• [Written instruction]: Could you write out every entry exactly as it stands?

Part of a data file
** begin **

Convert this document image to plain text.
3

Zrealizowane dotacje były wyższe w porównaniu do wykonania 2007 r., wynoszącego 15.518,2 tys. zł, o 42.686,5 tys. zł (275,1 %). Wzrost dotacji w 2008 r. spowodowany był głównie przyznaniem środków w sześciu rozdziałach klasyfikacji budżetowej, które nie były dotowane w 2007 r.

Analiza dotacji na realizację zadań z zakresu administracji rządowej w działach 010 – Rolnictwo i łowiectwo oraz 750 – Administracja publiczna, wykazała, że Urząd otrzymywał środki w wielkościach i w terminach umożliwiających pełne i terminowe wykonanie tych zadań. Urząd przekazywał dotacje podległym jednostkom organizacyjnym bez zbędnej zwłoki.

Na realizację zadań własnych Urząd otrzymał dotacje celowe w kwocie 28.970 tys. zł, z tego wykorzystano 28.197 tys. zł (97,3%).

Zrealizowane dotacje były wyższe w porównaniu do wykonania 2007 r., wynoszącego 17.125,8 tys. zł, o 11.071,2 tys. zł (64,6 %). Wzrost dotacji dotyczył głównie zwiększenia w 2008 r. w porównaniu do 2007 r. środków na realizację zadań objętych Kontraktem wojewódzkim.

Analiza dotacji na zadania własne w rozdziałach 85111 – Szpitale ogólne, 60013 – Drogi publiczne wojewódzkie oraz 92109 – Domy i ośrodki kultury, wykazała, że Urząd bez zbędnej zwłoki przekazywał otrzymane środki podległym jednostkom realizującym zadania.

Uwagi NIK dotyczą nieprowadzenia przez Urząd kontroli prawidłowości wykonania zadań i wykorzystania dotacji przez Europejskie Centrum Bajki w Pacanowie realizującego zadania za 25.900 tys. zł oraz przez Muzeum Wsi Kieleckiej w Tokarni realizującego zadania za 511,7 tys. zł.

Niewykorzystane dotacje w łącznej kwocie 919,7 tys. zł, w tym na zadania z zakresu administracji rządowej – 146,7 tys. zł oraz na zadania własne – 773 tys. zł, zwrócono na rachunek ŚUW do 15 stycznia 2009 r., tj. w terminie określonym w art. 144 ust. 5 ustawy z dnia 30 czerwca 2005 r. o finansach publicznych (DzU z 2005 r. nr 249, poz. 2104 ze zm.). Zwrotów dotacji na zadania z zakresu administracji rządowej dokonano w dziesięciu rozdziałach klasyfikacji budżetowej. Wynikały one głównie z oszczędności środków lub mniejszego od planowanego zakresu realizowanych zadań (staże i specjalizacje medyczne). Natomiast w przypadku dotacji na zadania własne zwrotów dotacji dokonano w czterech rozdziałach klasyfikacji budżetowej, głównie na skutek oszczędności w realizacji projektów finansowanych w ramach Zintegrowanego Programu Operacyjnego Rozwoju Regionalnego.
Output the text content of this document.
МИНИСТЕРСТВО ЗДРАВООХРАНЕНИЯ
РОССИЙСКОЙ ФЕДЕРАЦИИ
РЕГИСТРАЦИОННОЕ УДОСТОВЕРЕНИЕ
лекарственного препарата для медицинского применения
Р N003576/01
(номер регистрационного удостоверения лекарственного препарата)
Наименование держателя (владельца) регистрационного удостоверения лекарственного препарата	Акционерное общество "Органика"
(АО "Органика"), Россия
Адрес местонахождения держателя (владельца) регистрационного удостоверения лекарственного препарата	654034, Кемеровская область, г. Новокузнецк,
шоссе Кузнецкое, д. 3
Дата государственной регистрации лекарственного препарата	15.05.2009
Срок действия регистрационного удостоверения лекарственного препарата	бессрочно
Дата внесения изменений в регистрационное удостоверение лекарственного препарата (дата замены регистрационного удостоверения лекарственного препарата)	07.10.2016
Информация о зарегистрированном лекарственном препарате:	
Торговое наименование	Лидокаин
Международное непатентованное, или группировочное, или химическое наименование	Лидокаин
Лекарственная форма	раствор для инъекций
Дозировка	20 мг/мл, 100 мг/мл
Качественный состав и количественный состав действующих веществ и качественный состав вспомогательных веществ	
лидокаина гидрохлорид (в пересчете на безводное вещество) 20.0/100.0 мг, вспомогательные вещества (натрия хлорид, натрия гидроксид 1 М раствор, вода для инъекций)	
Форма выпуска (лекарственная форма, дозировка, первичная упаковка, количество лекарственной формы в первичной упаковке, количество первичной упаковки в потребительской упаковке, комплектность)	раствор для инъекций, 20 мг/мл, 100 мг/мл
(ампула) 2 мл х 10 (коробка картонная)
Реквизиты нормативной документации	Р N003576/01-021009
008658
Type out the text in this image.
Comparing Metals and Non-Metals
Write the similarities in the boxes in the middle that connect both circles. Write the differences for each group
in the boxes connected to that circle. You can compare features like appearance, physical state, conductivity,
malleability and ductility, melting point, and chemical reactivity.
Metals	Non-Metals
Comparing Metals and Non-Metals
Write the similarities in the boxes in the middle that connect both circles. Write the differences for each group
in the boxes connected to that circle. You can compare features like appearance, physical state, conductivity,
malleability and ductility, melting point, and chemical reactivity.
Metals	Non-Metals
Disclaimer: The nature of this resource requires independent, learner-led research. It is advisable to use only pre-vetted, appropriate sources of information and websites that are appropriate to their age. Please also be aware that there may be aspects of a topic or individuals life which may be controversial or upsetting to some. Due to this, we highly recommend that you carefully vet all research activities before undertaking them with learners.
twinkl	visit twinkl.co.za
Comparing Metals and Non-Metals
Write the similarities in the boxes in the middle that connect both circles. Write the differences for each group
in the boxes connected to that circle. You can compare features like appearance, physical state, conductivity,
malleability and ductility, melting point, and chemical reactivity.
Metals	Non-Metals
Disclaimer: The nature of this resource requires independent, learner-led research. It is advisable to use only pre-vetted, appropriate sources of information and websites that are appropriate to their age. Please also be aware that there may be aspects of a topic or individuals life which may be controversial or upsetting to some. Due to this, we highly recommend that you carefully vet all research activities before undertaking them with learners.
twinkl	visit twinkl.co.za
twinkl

** end **

• [Response to the task]:
Convert this document image to plain text.
3

Zrealizowane dotacje były wyższe w porównaniu do wykonania 2007 r., wynoszącego 15.518,2 tys. zł, o 42.686,5 tys. zł (275,1 %). Wzrost dotacji w 2008 r. spowodowany był głównie przyznaniem środków w sześciu rozdziałach klasyfikacji budżetowej, które nie były dotowane w 2007 r.

Analiza dotacji na realizację zadań z zakresu administracji rządowej w działach 010 – Rolnictwo i łowiectwo oraz 750 – Administracja publiczna, wykazała, że Urząd otrzymywał środki w wielkościach i w terminach umożliwiających pełne i terminowe wykonanie tych zadań. Urząd przekazywał dotacje podległym jednostkom organizacyjnym bez zbędnej zwłoki.

Na realizację zadań własnych Urząd otrzymał dotacje celowe w kwocie 28.970 tys. zł, z tego wykorzystano 28.197 tys. zł (97,3%).

Zrealizowane dotacje były wyższe w porównaniu do wykonania 2007 r., wynoszącego 17.125,8 tys. zł, o 11.071,2 tys. zł (64,6 %). Wzrost dotacji dotyczył głównie zwiększenia w 2008 r. w porównaniu do 2007 r. środków na realizację zadań objętych Kontraktem wojewódzkim.

Analiza dotacji na zadania własne w rozdziałach 85111 – Szpitale ogólne, 60013 – Drogi publiczne wojewódzkie oraz 92109 – Domy i ośrodki kultury, wykazała, że Urząd bez zbędnej zwłoki przekazywał otrzymane środki podległym jednostkom realizującym zadania.

Uwagi NIK dotyczą nieprowadzenia przez Urząd kontroli prawidłowości wykonania zadań i wykorzystania dotacji przez Europejskie Centrum Bajki w Pacanowie realizującego zadania za 25.900 tys. zł oraz przez Muzeum Wsi Kieleckiej w Tokarni realizującego zadania za 511,7 tys. zł.

Niewykorzystane dotacje w łącznej kwocie 919,7 tys. zł, w tym na zadania z zakresu administracji rządowej – 146,7 tys. zł oraz na zadania własne – 773 tys. zł, zwrócono na rachunek ŚUW do 15 stycznia 2009 r., tj. w terminie określonym w art. 144 ust. 5 ustawy z dnia 30 czerwca 2005 r. o finansach publicznych (DzU z 2005 r. nr 249, poz. 2104 ze zm.). Zwrotów dotacji na zadania z zakresu administracji rządowej dokonano w dziesięciu rozdziałach klasyfikacji budżetowej. Wynikały one głównie z oszczędności środków lub mniejszego od planowanego zakresu realizowanych zadań (staże i specjalizacje medyczne). Natomiast w przypadku dotacji na zadania własne zwrotów dotacji dokonano w czterech rozdziałach klasyfikacji budżetowej, głównie na skutek oszczędności w realizacji projektów finansowanych w ramach Zintegrowanego Programu Operacyjnego Rozwoju Regionalnego.
Output the text content of this document.
МИНИСТЕРСТВО ЗДРАВООХРАНЕНИЯ
РОССИЙСКОЙ ФЕДЕРАЦИИ
РЕГИСТРАЦИОННОЕ УДОСТОВЕРЕНИЕ
лекарственного препарата для медицинского применения
Р N003576/01
(номер регистрационного удостоверения лекарственного препарата)
Наименование держателя (владельца) регистрационного удостоверения лекарственного препарата	Акционерное общество "Органика"
(АО "Органика"), Россия
Адрес местонахождения держателя (владельца) регистрационного удостоверения лекарственного препарата	654034, Кемеровская область, г. Новокузнецк,
шоссе Кузнецкое, д. 3
Дата государственной регистрации лекарственного препарата	15.05.2009
Срок действия регистрационного удостоверения лекарственного препарата	бессрочно
Дата внесения изменений в регистрационное удостоверение лекарственного препарата (дата замены регистрационного удостоверения лекарственного препарата)	07.10.2016
Информация о зарегистрированном лекарственном препарате:	
Торговое наименование	Лидокаин
Международное непатентованное, или группировочное, или химическое наименование	Лидокаин
Лекарственная форма	раствор для инъекций
Дозировка	20 мг/мл, 100 мг/мл
Качественный состав и количественный состав действующих веществ и качественный состав вспомогательных веществ	
лидокаина гидрохлорид (в пересчете на безводное вещество) 20.0/100.0 мг, вспомогательные вещества (натрия хлорид, натрия гидроксид 1 М раствор, вода для инъекций)	
Форма выпуска (лекарственная форма, дозировка, первичная упаковка, количество лекарственной формы в первичной упаковке, количество первичной упаковки в потребительской упаковке, комплектность)	раствор для инъекций, 20 мг/мл, 100 мг/мл
(ампула) 2 мл х 10 (коробка картонная)
Реквизиты нормативной документации	Р N003576/01-021009
008658
Type out the text in this image.
Comparing Metals and Non-Metals
Write the similarities in the boxes in the middle that connect both circles. Write the differences for each group
in the boxes connected to that circle. You can compare features like appearance, physical state, conductivity,
malleability and ductility, melting point, and chemical reactivity.
Metals	Non-Metals
Comparing Metals and Non-Metals
Write the similarities in the boxes in the middle that connect both circles. Write the differences for each group
in the boxes connected to that circle. You can compare features like appearance, physical state, conductivity,
malleability and ductility, melting point, and chemical reactivity.
Metals	Non-Metals
Disclaimer: The nature of this resource requires independent, learner-led research. It is advisable to use only pre-vetted, appropriate sources of information and websites that are appropriate to their age. Please also be aware that there may be aspects of a topic or individuals life which may be controversial or upsetting to some. Due to this, we highly recommend that you carefully vet all research activities before undertaking them with learners.
twinkl	visit twinkl.co.za
Comparing Metals and Non-Metals
Write the similarities in the boxes in the middle that connect both circles. Write the differences for each group
in the boxes connected to that circle. You can compare features like appearance, physical state, conductivity,
malleability and ductility, melting point, and chemical reactivity.
Metals	Non-Metals
Disclaimer: The nature of this resource requires independent, learner-led research. It is advisable to use only pre-vetted, appropriate sources of information and websites that are appropriate to their age. Please also be aware that there may be aspects of a topic or individuals life which may be controversial or upsetting to some. Due to this, we highly recommend that you carefully vet all research activities before undertaking them with learners.
twinkl	visit twinkl.co.za
twinkl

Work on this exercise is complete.